* **DATA EXTRACT**:
------------------------------------

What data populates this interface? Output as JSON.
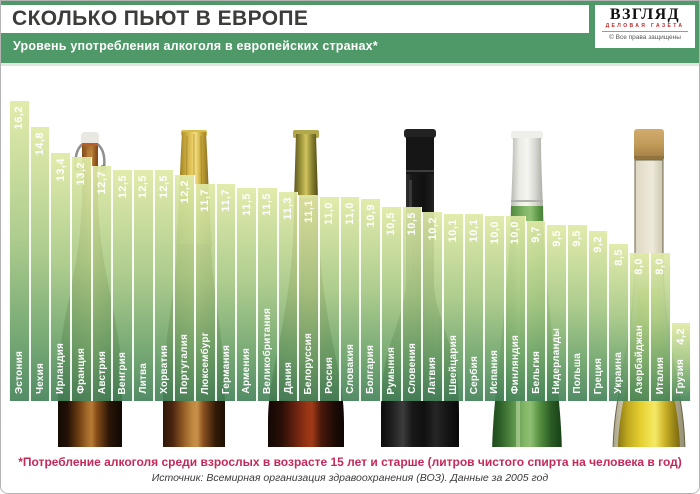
{
  "header": {
    "title": "СКОЛЬКО ПЬЮТ В ЕВРОПЕ",
    "subtitle": "Уровень употребления алкоголя в европейских странах*",
    "logo": {
      "name": "ВЗГЛЯД",
      "tagline": "ДЕЛОВАЯ ГАЗЕТА",
      "copyright": "© Все права защищены"
    }
  },
  "chart_data": {
    "type": "bar",
    "title": "СКОЛЬКО ПЬЮТ В ЕВРОПЕ",
    "subtitle": "Уровень употребления алкоголя в европейских странах*",
    "unit": "литров чистого спирта на человека в год",
    "ylim": [
      0,
      16.2
    ],
    "orientation": "vertical",
    "decimal_separator": ",",
    "categories": [
      "Эстония",
      "Чехия",
      "Ирландия",
      "Франция",
      "Австрия",
      "Венгрия",
      "Литва",
      "Хорватия",
      "Португалия",
      "Люксембург",
      "Германия",
      "Армения",
      "Великобритания",
      "Дания",
      "Белоруссия",
      "Россия",
      "Словакия",
      "Болгария",
      "Румыния",
      "Словения",
      "Латвия",
      "Швейцария",
      "Сербия",
      "Испания",
      "Финляндия",
      "Бельгия",
      "Нидерланды",
      "Польша",
      "Греция",
      "Украина",
      "Азербайджан",
      "Италия",
      "Грузия"
    ],
    "values": [
      16.2,
      14.8,
      13.4,
      13.2,
      12.7,
      12.5,
      12.5,
      12.5,
      12.2,
      11.7,
      11.7,
      11.5,
      11.5,
      11.3,
      11.1,
      11.0,
      11.0,
      10.9,
      10.5,
      10.5,
      10.2,
      10.1,
      10.1,
      10.0,
      10.0,
      9.7,
      9.5,
      9.5,
      9.2,
      8.5,
      8.0,
      8.0,
      4.2
    ],
    "bar_gradient_top": "#e0eaa6",
    "bar_gradient_bottom": "#46835a",
    "background_bottles": [
      "swing-top beer bottle",
      "foil-top beer bottle",
      "cognac bottle",
      "red wine bottle",
      "white wine bottle",
      "olive oil bottle"
    ]
  },
  "footer": {
    "note": "*Потребление алкоголя среди взрослых в возрасте 15 лет и старше (литров чистого спирта на человека в год)",
    "source": "Источник: Всемирная организация здравоохранения (ВОЗ). Данные за 2005 год"
  },
  "colors": {
    "header_green": "#4f9868",
    "note_red": "#c5295a"
  }
}
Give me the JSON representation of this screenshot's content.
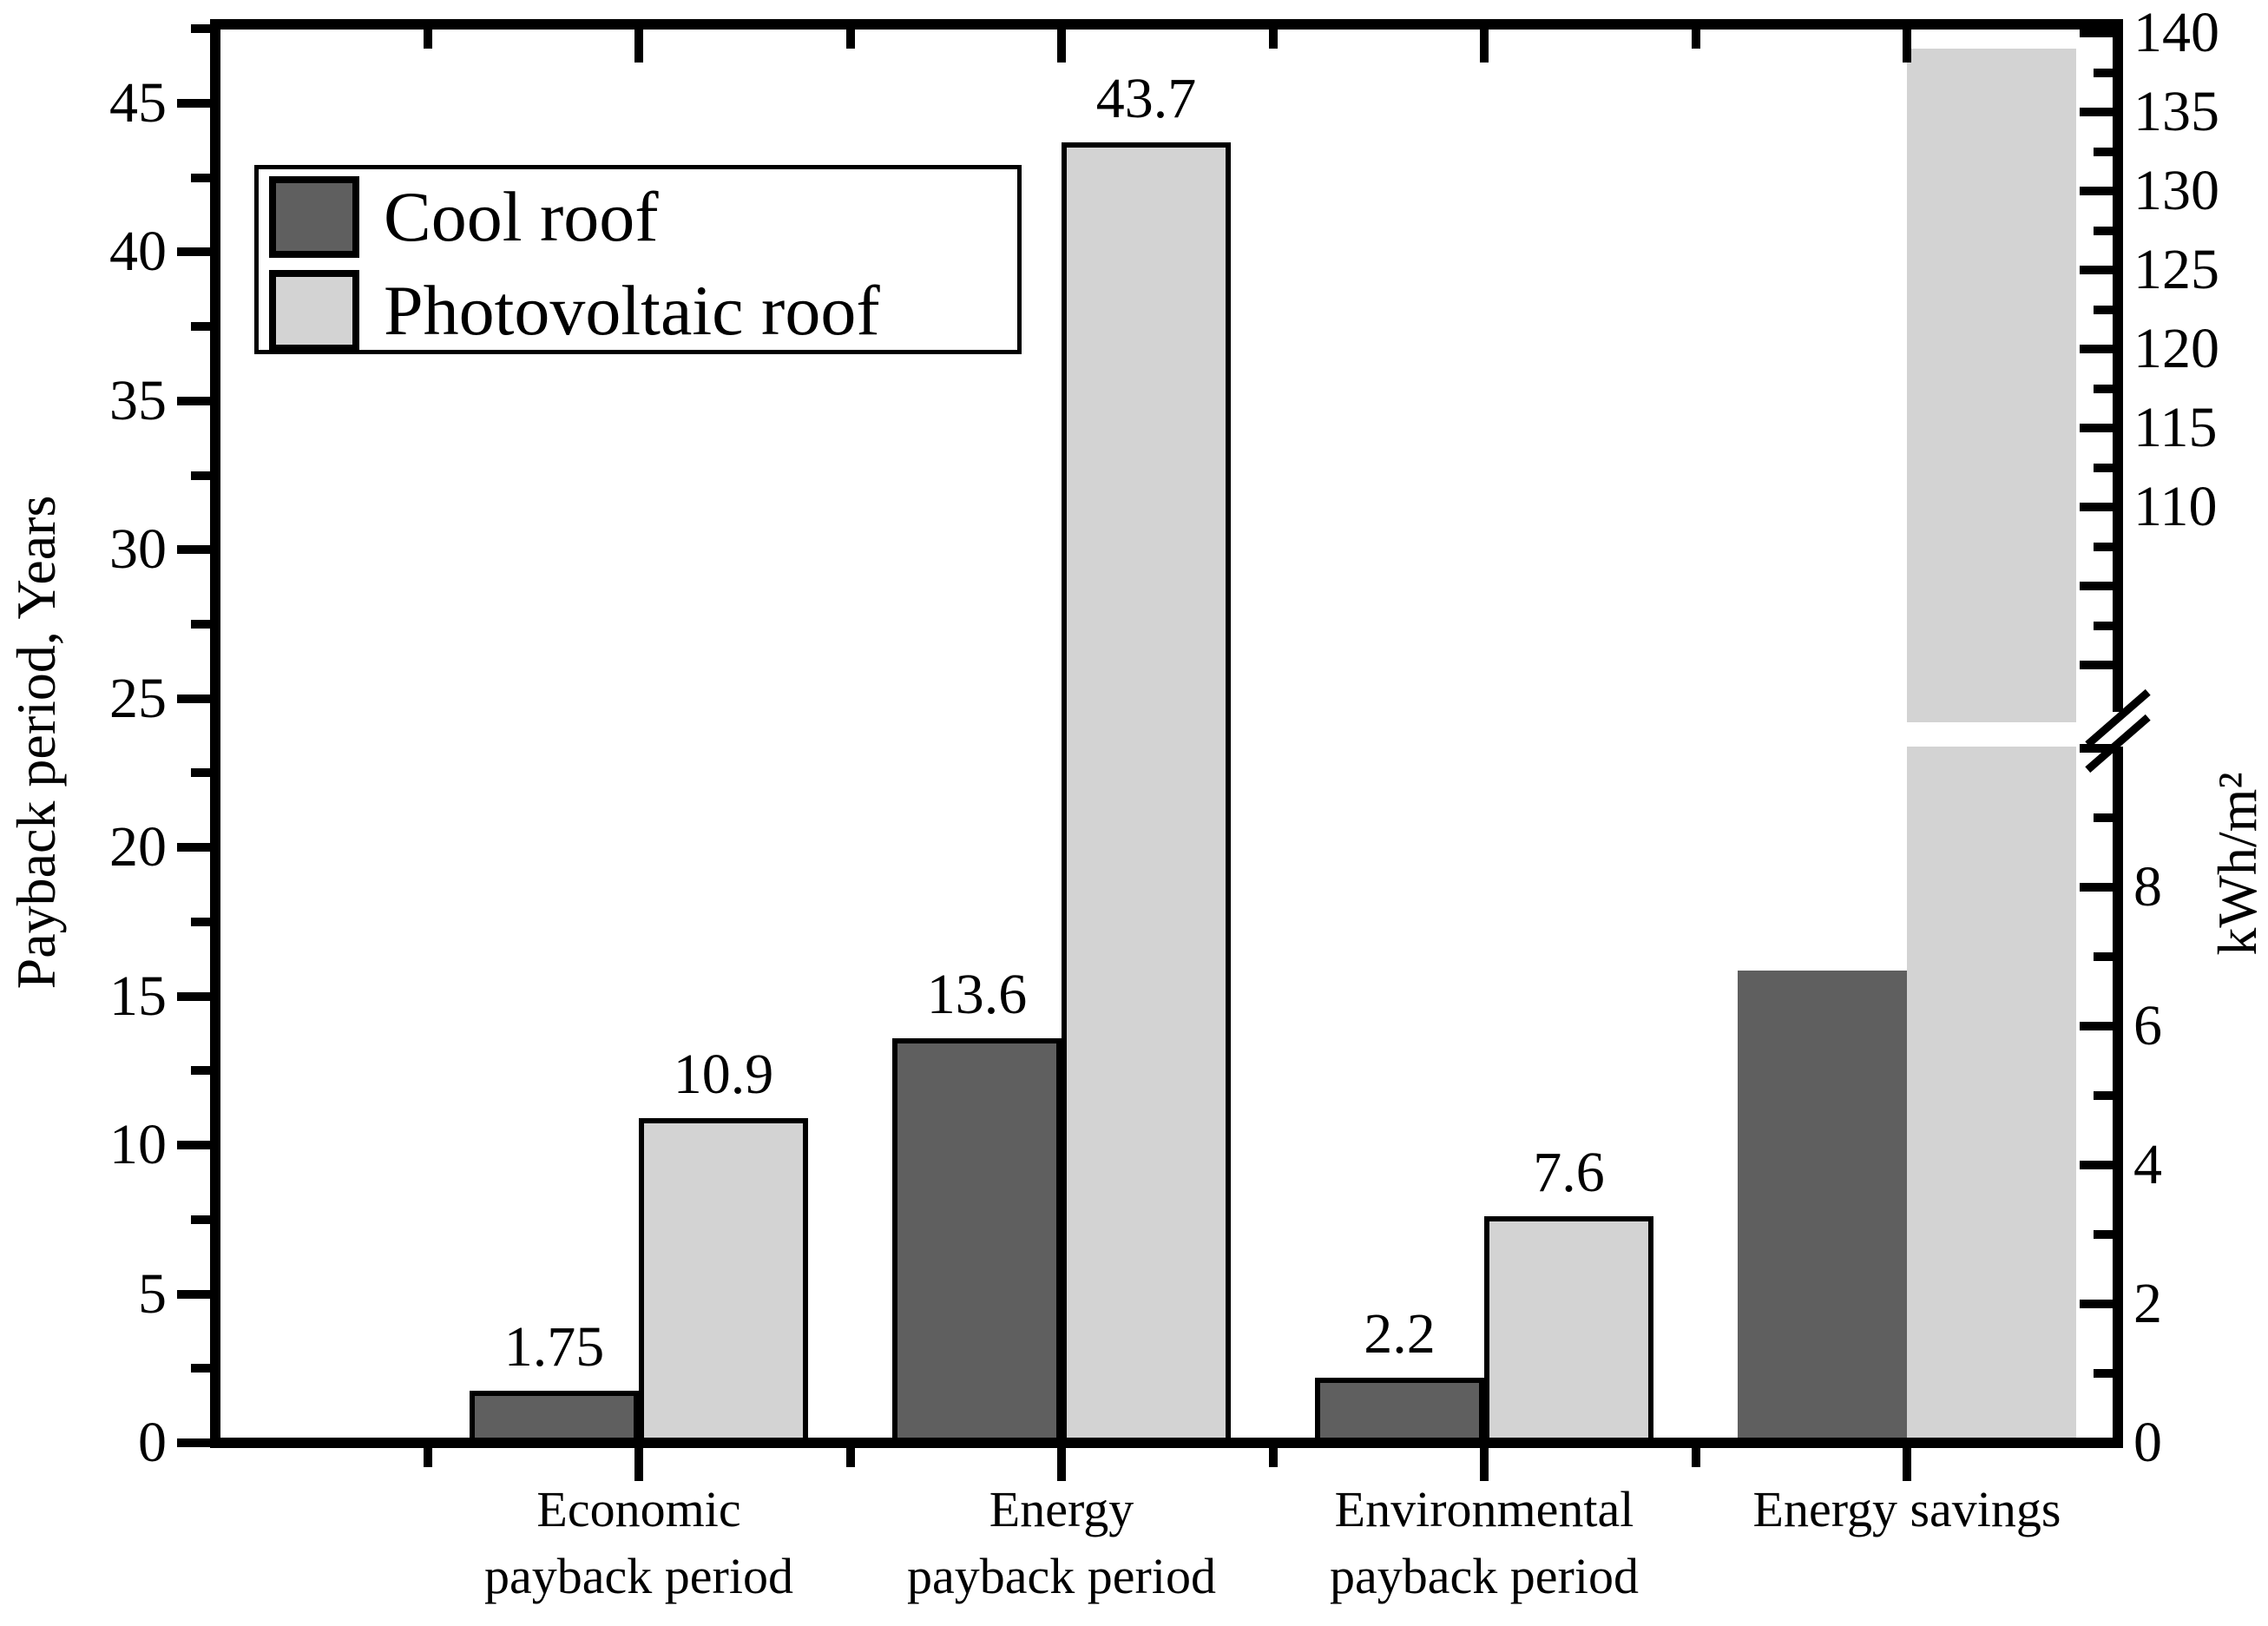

------------------------------------

* **GIVEN PROBLEM**:
Which lines in the records above contain the string "beer"? Copy each one.

* **ANSWER FOR THE TASK**:
      "swing-top beer bottle",
      "foil-top beer bottle",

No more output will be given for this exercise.